*Entries:*

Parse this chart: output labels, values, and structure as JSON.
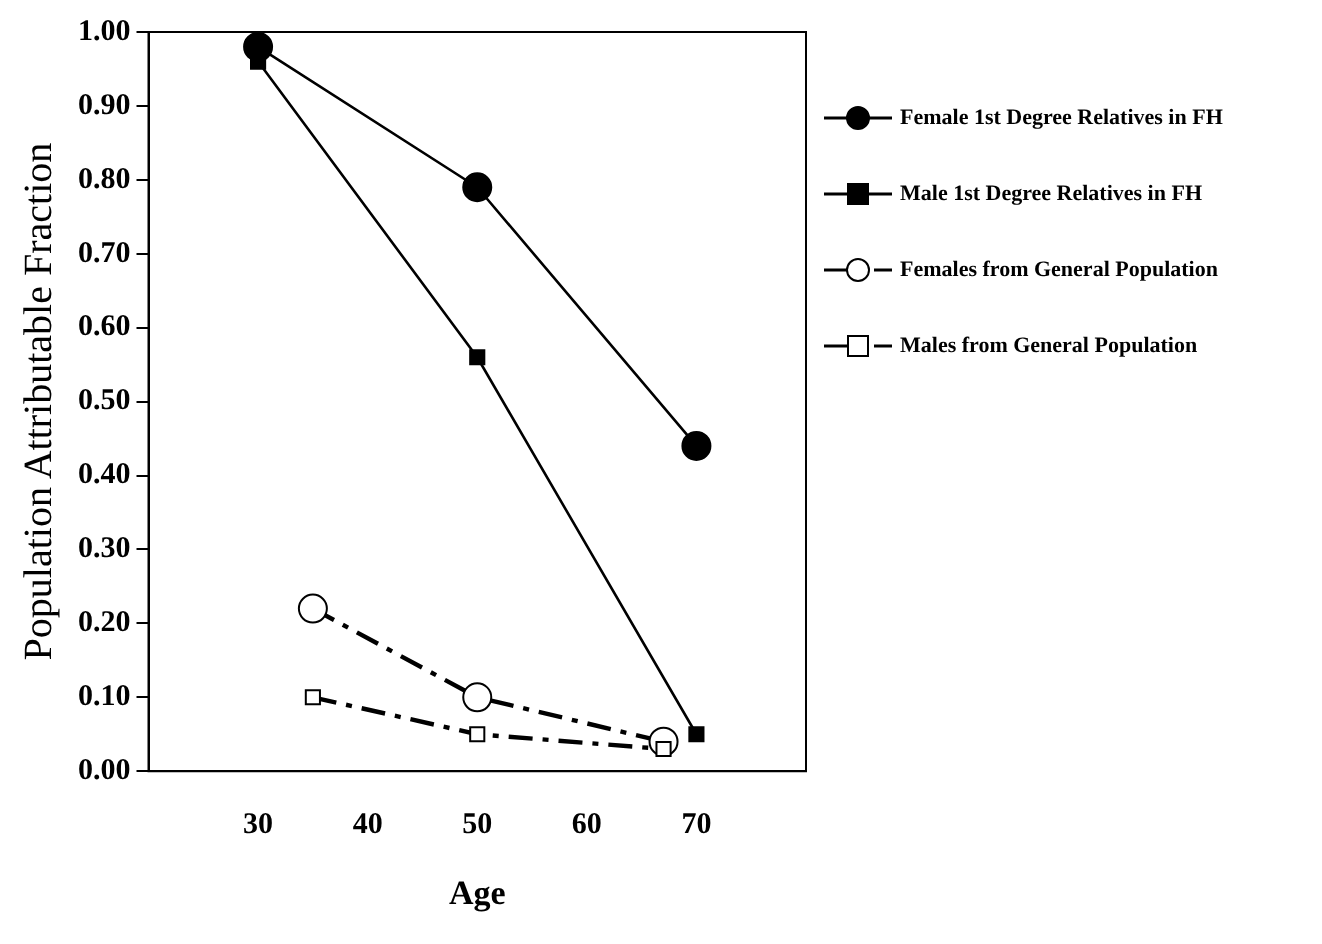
{
  "chart_data": {
    "type": "line",
    "xlabel": "Age",
    "ylabel": "Population Attributable Fraction",
    "xlim": [
      20,
      80
    ],
    "xticks": [
      {
        "value": 20,
        "label": null
      },
      30,
      40,
      50,
      60,
      70,
      {
        "value": 80,
        "label": null
      }
    ],
    "ylim": [
      0,
      1
    ],
    "yticks": [
      {
        "value": 0,
        "label": "0.00"
      },
      {
        "value": 0.1,
        "label": "0.10"
      },
      {
        "value": 0.2,
        "label": "0.20"
      },
      {
        "value": 0.3,
        "label": "0.30"
      },
      {
        "value": 0.4,
        "label": "0.40"
      },
      {
        "value": 0.5,
        "label": "0.50"
      },
      {
        "value": 0.6,
        "label": "0.60"
      },
      {
        "value": 0.7,
        "label": "0.70"
      },
      {
        "value": 0.8,
        "label": "0.80"
      },
      {
        "value": 0.9,
        "label": "0.90"
      },
      {
        "value": 1,
        "label": "1.00"
      }
    ],
    "grid": false,
    "legend": "right",
    "series": [
      {
        "name": "Female 1st Degree Relatives in FH",
        "color": "#000000",
        "x": [
          30,
          50,
          70
        ],
        "values": [
          0.98,
          0.79,
          0.44
        ],
        "marker": "circle",
        "line_style": "solid"
      },
      {
        "name": "Male 1st Degree Relatives in FH",
        "color": "#000000",
        "x": [
          30,
          50,
          70
        ],
        "values": [
          0.96,
          0.56,
          0.05
        ],
        "marker": "square",
        "line_style": "solid"
      },
      {
        "name": "Females from General Population",
        "color": "#000000",
        "x": [
          35,
          50,
          67
        ],
        "values": [
          0.22,
          0.1,
          0.04
        ],
        "colors": [
          "#ffffff",
          "#ffffff",
          "#ffffff"
        ],
        "marker": "circle",
        "line_style": "dashed"
      },
      {
        "name": "Males from General Population",
        "color": "#000000",
        "x": [
          35,
          50,
          67
        ],
        "values": [
          0.1,
          0.05,
          0.03
        ],
        "colors": [
          "#ffffff",
          "#ffffff",
          "#ffffff"
        ],
        "marker": "square",
        "line_style": "dashed"
      }
    ]
  }
}
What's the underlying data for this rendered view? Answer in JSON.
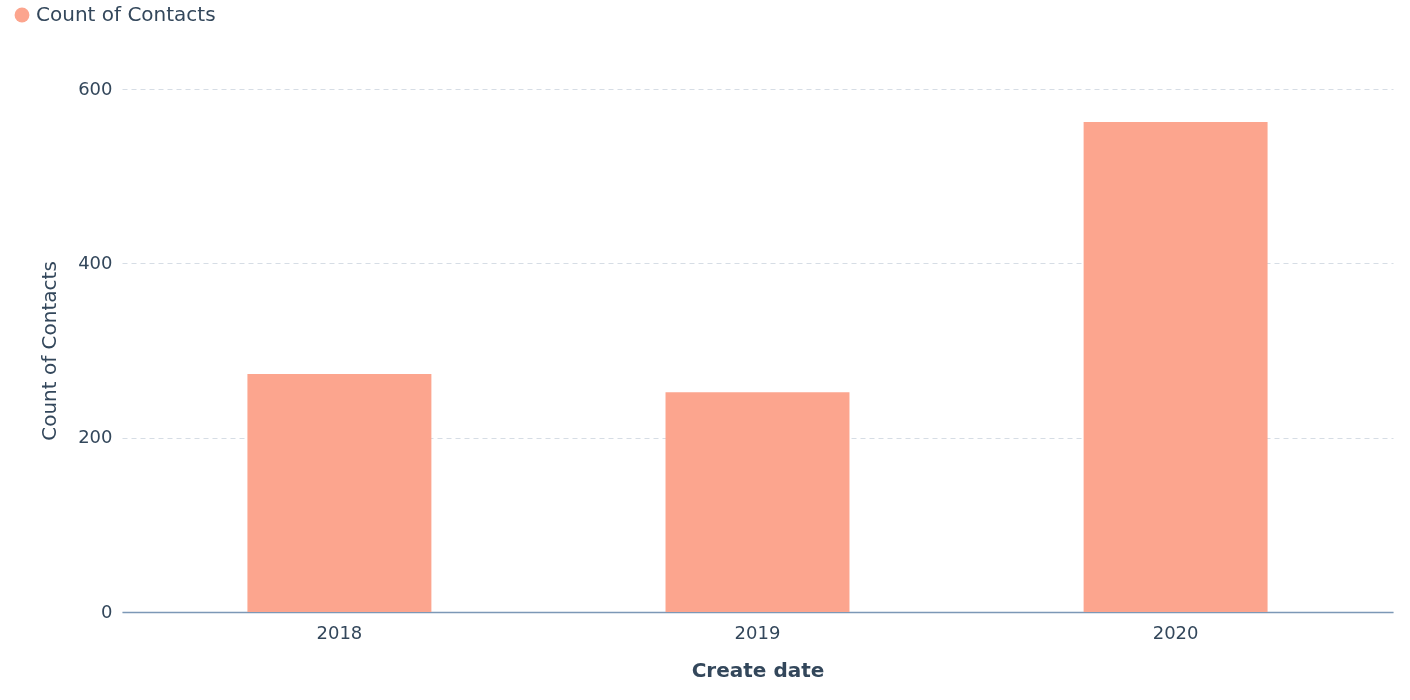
{
  "chart_data": {
    "type": "bar",
    "xlabel": "Create date",
    "ylabel": "Count of Contacts",
    "categories": [
      "2018",
      "2019",
      "2020"
    ],
    "series": [
      {
        "name": "Count of Contacts",
        "color": "#fca58e",
        "values": [
          273,
          252,
          562
        ]
      }
    ],
    "ylim": [
      0,
      600
    ],
    "yticks": [
      0,
      200,
      400,
      600
    ],
    "grid": "y",
    "legend": "top left"
  }
}
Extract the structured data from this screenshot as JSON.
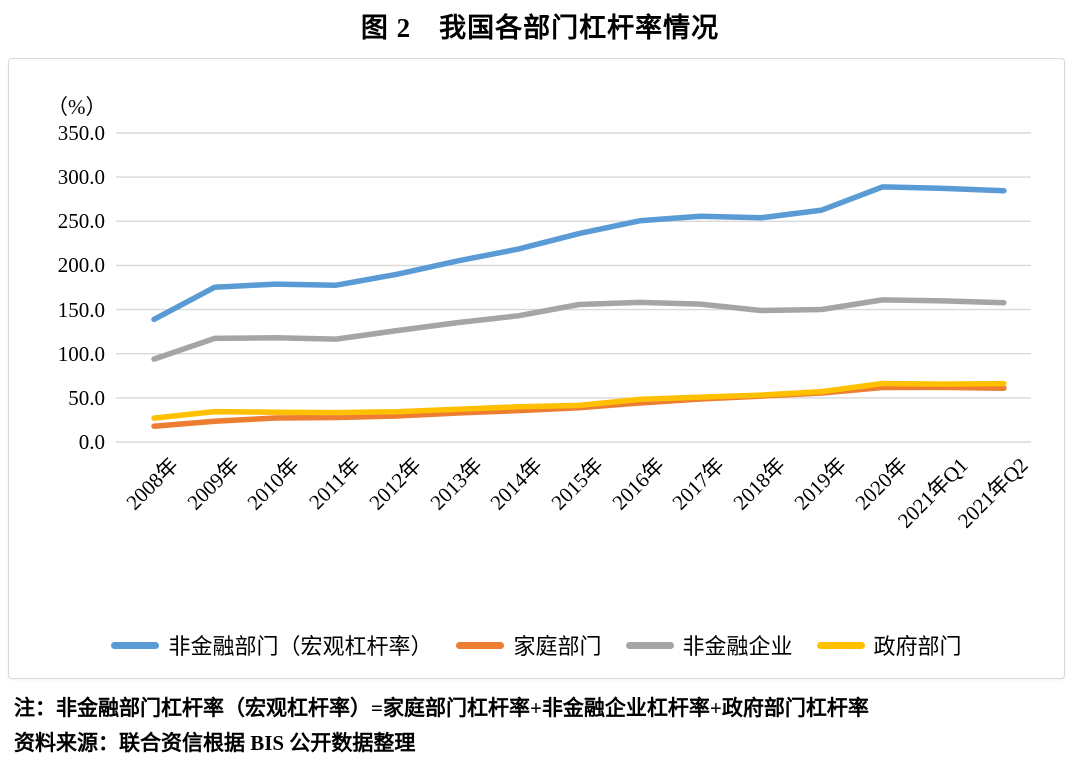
{
  "title": "图 2　我国各部门杠杆率情况",
  "chart_data": {
    "type": "line",
    "title": "图 2　我国各部门杠杆率情况",
    "unit_label": "（%）",
    "xlabel": "",
    "ylabel": "（%）",
    "ylim": [
      0,
      350
    ],
    "ytick_step": 50,
    "yticks": [
      "350.0",
      "300.0",
      "250.0",
      "200.0",
      "150.0",
      "100.0",
      "50.0",
      "0.0"
    ],
    "grid": true,
    "gridline_color": "#d9d9d9",
    "legend_position": "bottom",
    "categories": [
      "2008年",
      "2009年",
      "2010年",
      "2011年",
      "2012年",
      "2013年",
      "2014年",
      "2015年",
      "2016年",
      "2017年",
      "2018年",
      "2019年",
      "2020年",
      "2021年Q1",
      "2021年Q2"
    ],
    "series": [
      {
        "name": "非金融部门（宏观杠杆率）",
        "color": "#5B9BD5",
        "values": [
          138.9,
          175.3,
          178.9,
          177.6,
          190.0,
          205.1,
          218.5,
          236.0,
          250.5,
          255.8,
          254.0,
          262.7,
          288.9,
          287.2,
          284.7
        ]
      },
      {
        "name": "家庭部门",
        "color": "#ED7D31",
        "values": [
          17.9,
          23.5,
          27.2,
          27.7,
          29.5,
          32.9,
          35.6,
          38.7,
          44.2,
          48.7,
          52.0,
          55.5,
          61.7,
          61.8,
          60.9
        ]
      },
      {
        "name": "非金融企业",
        "color": "#A5A5A5",
        "values": [
          93.9,
          117.4,
          118.0,
          116.6,
          126.2,
          135.2,
          143.0,
          155.8,
          158.1,
          156.2,
          148.9,
          150.1,
          160.9,
          159.8,
          157.7
        ]
      },
      {
        "name": "政府部门",
        "color": "#FFC000",
        "values": [
          27.1,
          34.4,
          33.7,
          33.3,
          34.3,
          37.0,
          39.9,
          41.5,
          48.2,
          50.9,
          53.1,
          57.1,
          66.3,
          65.6,
          66.1
        ]
      }
    ]
  },
  "notes": {
    "formula": "注：非金融部门杠杆率（宏观杠杆率）=家庭部门杠杆率+非金融企业杠杆率+政府部门杠杆率",
    "source": "资料来源：联合资信根据 BIS 公开数据整理"
  }
}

*What is being asked:* Copy every line of the material in which the word "ylabel" occurs.

*Exercise result:*
    "ylabel": "Population Attributable Fraction",
    "ylabel": "Count of Contacts",
    "ylabel": "（%）",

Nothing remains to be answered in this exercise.